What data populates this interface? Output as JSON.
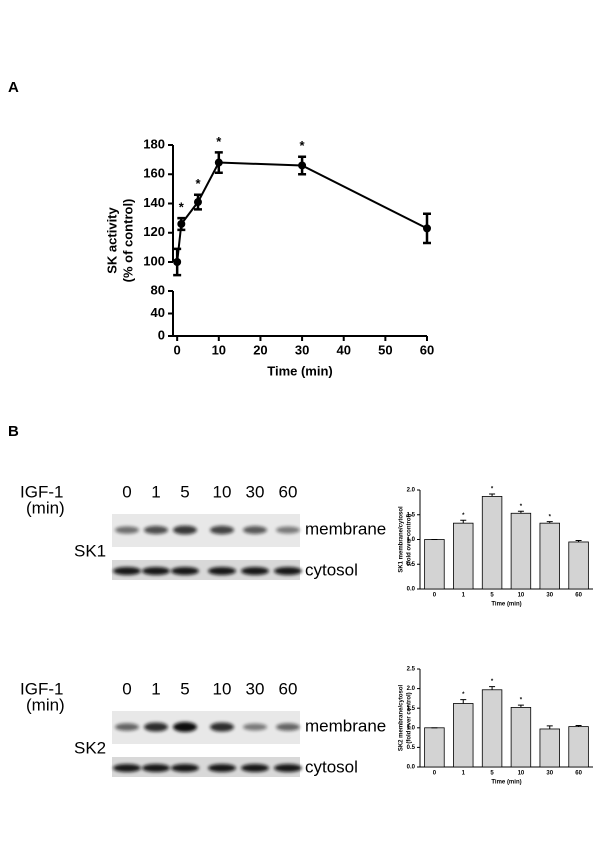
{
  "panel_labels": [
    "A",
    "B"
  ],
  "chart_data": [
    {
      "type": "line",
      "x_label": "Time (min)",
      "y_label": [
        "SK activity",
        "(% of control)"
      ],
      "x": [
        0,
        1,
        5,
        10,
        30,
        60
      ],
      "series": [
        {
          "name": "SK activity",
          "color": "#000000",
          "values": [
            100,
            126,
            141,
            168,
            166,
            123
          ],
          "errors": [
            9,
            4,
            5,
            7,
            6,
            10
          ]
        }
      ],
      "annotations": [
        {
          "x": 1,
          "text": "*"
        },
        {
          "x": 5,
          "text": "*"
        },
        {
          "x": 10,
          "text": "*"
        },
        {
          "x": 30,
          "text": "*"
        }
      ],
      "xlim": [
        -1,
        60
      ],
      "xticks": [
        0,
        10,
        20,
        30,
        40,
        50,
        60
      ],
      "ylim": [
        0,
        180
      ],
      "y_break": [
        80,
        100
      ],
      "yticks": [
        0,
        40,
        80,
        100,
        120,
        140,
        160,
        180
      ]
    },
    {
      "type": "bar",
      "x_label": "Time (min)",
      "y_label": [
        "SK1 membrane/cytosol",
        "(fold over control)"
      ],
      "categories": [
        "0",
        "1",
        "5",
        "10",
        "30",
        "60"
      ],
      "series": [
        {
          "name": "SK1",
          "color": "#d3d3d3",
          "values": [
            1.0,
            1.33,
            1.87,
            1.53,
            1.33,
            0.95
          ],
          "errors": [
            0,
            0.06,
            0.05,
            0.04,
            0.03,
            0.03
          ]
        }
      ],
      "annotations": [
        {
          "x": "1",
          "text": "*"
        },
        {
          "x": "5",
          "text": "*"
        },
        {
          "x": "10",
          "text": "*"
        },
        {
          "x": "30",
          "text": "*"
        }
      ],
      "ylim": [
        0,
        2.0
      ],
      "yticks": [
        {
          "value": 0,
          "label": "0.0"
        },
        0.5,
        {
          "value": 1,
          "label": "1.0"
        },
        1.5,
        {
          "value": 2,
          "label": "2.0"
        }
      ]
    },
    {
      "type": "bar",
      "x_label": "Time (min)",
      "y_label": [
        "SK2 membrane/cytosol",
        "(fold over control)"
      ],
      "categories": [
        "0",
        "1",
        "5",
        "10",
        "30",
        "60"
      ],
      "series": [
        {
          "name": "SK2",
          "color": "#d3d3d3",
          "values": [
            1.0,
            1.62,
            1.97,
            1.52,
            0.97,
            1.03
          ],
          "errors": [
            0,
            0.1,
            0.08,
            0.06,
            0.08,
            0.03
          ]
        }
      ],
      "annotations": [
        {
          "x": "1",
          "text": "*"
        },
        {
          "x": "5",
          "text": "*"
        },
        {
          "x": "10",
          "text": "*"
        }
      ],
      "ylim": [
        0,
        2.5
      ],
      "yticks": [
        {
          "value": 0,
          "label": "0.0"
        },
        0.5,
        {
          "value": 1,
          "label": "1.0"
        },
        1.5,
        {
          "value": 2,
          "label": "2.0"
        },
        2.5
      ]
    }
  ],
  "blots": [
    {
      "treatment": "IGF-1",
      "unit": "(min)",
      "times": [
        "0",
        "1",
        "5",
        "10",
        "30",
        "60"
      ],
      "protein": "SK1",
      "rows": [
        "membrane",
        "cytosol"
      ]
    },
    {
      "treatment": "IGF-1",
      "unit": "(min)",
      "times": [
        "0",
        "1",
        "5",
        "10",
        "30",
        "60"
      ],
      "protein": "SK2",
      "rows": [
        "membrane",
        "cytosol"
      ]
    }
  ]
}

__________

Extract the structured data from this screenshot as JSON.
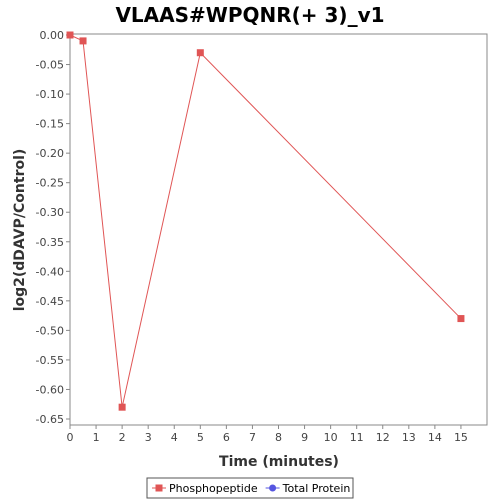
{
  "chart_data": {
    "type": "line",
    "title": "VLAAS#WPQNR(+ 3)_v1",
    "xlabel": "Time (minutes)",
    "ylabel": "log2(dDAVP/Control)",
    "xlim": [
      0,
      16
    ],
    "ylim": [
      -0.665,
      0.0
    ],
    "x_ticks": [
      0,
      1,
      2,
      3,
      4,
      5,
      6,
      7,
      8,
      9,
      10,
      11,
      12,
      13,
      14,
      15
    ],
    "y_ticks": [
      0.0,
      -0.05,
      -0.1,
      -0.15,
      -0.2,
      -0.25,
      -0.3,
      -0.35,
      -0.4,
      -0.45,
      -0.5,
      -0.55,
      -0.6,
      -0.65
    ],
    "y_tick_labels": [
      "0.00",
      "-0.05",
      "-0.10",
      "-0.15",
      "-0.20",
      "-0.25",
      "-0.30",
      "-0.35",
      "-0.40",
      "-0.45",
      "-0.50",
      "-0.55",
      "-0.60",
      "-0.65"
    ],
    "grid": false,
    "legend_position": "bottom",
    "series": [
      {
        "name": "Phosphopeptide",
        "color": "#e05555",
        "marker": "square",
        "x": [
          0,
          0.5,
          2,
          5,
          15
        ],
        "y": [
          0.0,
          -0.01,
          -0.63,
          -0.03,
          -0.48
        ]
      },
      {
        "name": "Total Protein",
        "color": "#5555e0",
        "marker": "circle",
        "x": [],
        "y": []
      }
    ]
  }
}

__________

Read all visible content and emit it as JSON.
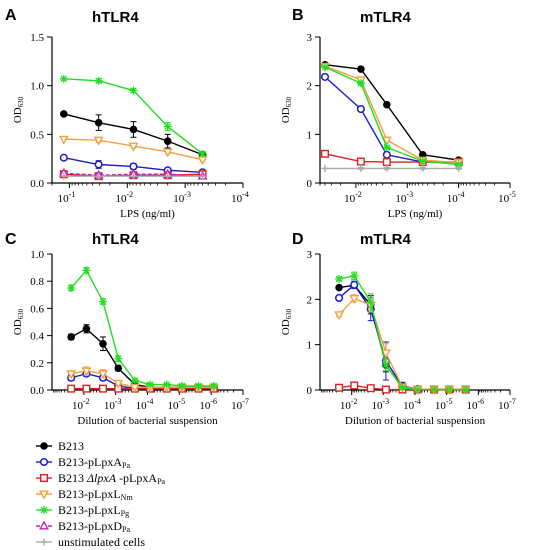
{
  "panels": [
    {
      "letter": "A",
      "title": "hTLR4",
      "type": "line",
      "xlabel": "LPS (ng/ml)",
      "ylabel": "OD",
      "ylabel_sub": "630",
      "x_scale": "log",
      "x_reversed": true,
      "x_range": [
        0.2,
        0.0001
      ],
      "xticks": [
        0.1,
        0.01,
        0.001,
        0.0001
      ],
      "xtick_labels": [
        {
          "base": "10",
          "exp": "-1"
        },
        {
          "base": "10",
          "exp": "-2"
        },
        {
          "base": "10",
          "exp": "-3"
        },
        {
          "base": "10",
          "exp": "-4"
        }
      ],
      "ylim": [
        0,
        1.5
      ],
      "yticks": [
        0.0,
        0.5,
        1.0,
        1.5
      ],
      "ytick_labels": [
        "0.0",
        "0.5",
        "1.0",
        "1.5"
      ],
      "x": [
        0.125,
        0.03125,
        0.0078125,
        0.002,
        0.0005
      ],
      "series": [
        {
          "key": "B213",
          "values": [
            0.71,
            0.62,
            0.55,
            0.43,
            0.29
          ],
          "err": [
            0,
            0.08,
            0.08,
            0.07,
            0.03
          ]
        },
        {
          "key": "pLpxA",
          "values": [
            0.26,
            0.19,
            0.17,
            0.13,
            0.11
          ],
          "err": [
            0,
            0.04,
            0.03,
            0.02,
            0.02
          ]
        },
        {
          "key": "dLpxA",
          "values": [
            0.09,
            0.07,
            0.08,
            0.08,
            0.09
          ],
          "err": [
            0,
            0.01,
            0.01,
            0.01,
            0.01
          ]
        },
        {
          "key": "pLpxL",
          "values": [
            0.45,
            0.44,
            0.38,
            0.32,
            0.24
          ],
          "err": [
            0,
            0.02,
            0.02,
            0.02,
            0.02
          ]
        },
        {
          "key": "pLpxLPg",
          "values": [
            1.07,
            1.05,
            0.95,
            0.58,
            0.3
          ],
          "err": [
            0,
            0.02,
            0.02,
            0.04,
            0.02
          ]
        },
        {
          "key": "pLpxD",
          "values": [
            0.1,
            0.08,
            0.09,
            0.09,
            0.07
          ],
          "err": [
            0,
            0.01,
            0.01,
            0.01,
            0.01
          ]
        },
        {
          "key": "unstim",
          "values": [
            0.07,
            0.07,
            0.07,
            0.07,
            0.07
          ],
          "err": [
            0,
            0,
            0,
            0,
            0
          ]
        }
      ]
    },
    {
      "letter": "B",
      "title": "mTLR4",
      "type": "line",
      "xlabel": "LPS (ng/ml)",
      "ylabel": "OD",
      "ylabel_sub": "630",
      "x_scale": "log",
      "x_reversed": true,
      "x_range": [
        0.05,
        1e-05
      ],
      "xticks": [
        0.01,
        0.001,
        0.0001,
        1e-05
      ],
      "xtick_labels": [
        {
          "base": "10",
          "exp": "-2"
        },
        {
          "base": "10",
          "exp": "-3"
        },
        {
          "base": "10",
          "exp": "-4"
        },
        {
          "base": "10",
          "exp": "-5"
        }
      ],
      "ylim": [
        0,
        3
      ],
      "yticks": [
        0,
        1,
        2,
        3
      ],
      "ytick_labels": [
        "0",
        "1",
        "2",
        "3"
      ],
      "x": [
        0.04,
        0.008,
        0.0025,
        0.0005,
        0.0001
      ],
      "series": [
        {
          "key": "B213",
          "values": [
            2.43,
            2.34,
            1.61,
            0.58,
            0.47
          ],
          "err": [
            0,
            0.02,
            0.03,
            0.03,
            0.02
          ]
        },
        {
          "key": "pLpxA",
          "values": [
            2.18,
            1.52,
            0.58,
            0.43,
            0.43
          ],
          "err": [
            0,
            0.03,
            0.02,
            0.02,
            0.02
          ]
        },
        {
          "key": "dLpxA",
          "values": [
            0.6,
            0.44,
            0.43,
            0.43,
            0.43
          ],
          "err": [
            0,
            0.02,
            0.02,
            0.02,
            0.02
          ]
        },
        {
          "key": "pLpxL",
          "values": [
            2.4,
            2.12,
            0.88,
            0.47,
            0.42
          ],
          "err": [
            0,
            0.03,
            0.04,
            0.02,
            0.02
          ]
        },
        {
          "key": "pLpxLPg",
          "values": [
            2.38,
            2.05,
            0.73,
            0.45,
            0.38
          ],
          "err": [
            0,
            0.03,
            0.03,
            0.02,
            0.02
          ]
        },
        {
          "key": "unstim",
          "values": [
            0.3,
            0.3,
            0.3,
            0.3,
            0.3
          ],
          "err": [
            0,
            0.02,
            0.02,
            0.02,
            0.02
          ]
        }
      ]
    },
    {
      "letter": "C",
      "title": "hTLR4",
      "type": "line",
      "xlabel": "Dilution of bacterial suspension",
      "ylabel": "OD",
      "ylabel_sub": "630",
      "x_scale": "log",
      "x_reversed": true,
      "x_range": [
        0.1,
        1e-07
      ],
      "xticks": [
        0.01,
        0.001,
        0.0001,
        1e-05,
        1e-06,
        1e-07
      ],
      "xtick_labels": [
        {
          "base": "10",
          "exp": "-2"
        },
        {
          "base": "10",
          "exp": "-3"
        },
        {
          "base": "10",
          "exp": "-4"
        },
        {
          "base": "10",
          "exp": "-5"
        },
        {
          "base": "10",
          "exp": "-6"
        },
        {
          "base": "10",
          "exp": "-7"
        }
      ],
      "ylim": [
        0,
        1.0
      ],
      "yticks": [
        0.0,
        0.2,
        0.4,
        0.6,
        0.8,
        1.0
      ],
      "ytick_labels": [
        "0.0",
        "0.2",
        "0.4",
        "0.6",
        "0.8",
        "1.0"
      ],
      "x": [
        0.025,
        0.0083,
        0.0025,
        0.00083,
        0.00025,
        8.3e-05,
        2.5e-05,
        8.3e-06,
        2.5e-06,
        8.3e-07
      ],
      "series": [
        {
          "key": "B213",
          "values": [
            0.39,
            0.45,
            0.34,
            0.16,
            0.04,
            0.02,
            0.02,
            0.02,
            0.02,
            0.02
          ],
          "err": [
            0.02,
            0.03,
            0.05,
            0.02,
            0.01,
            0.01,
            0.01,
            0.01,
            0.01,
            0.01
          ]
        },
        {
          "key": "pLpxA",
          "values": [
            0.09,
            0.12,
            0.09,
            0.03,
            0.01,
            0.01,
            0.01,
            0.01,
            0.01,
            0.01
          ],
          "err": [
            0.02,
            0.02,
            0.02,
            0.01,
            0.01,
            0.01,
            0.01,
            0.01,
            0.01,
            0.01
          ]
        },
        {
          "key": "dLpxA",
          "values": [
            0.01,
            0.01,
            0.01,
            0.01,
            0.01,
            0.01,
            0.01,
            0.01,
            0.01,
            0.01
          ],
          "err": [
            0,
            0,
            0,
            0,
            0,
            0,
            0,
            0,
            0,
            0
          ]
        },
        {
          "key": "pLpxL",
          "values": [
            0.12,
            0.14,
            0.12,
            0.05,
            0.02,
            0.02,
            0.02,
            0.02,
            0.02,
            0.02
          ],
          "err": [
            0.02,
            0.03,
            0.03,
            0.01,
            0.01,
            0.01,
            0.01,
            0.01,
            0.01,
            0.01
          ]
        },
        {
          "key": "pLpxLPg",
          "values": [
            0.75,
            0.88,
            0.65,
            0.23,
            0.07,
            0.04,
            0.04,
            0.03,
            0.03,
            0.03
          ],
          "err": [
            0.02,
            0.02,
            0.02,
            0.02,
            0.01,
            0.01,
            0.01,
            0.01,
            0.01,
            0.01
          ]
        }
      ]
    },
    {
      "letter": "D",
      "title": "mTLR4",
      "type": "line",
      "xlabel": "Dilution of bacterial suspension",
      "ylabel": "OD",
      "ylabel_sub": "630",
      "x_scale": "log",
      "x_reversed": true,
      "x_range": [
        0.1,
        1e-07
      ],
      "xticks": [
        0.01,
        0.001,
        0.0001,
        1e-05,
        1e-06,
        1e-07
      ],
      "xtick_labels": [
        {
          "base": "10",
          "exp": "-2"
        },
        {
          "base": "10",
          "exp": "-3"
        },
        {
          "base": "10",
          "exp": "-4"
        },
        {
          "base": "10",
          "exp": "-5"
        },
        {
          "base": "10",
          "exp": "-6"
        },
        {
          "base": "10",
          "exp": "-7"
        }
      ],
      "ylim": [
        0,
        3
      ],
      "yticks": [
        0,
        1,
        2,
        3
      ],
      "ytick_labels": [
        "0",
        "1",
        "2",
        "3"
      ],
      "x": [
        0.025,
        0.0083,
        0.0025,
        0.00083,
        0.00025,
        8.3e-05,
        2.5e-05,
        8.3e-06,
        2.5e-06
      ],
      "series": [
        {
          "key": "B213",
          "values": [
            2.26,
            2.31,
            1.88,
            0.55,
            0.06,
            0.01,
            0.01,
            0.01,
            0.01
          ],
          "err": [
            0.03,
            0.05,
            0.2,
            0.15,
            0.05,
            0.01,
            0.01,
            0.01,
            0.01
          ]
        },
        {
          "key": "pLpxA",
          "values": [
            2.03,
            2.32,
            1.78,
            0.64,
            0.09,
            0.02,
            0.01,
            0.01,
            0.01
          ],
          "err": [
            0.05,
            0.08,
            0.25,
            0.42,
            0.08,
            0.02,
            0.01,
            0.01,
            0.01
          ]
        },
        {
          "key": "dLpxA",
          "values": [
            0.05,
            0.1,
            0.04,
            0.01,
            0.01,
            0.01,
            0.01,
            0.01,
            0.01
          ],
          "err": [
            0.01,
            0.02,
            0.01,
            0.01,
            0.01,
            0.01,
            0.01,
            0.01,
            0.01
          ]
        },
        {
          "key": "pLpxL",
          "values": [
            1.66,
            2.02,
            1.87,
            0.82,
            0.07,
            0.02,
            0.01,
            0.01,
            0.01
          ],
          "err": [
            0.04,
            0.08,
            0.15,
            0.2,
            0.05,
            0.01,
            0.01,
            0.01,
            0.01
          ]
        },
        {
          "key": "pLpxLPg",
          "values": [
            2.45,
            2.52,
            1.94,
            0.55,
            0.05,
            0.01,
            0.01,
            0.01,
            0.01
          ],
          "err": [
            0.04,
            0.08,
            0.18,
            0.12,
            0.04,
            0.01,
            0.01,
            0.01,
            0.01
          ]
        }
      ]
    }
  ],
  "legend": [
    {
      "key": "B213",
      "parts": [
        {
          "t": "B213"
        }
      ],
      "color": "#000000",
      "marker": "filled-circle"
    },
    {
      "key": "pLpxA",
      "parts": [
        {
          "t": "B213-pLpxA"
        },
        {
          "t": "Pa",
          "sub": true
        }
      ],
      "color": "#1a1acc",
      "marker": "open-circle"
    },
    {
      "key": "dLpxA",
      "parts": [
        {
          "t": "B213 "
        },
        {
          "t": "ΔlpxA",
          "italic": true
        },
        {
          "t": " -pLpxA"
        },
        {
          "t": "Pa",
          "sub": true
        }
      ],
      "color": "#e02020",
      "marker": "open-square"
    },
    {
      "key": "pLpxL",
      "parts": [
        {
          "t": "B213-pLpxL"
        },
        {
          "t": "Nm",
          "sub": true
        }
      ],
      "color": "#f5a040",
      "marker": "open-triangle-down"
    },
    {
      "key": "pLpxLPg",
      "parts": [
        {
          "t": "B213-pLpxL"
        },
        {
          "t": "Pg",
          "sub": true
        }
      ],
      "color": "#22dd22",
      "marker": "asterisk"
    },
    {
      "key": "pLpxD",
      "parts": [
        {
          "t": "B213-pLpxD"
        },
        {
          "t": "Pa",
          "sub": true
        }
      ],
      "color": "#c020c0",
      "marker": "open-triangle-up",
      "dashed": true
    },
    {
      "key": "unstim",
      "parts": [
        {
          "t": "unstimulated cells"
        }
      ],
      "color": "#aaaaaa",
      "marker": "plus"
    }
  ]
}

__________

EXERCISE DIRECTIONS:
A single figure is the whole answer: the number of lines in the material above that contain "name".

TASK RESPONSE:
5